▶ What you should do
Tally the lines in the records underneath that contain the string "time", and state the figure by itself.
........
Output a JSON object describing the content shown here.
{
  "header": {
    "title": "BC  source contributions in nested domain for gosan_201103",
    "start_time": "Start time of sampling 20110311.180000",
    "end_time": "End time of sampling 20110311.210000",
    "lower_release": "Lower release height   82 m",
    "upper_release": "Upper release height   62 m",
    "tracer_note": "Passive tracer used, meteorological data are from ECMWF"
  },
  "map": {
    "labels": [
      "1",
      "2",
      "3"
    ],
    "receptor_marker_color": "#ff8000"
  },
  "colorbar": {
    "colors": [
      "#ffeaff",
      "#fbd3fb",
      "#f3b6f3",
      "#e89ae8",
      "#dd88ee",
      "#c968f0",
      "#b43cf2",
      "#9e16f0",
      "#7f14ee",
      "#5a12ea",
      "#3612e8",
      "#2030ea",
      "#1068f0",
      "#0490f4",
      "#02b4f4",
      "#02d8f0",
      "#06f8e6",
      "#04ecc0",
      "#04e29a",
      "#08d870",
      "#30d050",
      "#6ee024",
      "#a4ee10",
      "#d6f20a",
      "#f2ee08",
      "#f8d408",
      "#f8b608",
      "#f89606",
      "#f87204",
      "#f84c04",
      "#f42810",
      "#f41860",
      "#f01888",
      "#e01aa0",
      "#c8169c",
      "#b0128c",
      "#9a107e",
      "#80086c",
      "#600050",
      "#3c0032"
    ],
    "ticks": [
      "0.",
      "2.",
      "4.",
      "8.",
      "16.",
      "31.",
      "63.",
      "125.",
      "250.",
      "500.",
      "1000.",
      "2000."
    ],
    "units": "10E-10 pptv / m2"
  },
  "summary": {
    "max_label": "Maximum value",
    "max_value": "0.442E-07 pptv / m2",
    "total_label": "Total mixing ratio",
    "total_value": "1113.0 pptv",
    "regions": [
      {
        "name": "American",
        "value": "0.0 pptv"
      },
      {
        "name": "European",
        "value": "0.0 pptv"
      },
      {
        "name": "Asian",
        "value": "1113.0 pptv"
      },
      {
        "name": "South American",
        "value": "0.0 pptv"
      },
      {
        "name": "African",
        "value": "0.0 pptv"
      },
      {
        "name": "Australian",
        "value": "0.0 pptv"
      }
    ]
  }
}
........
▶ Completed exercise
2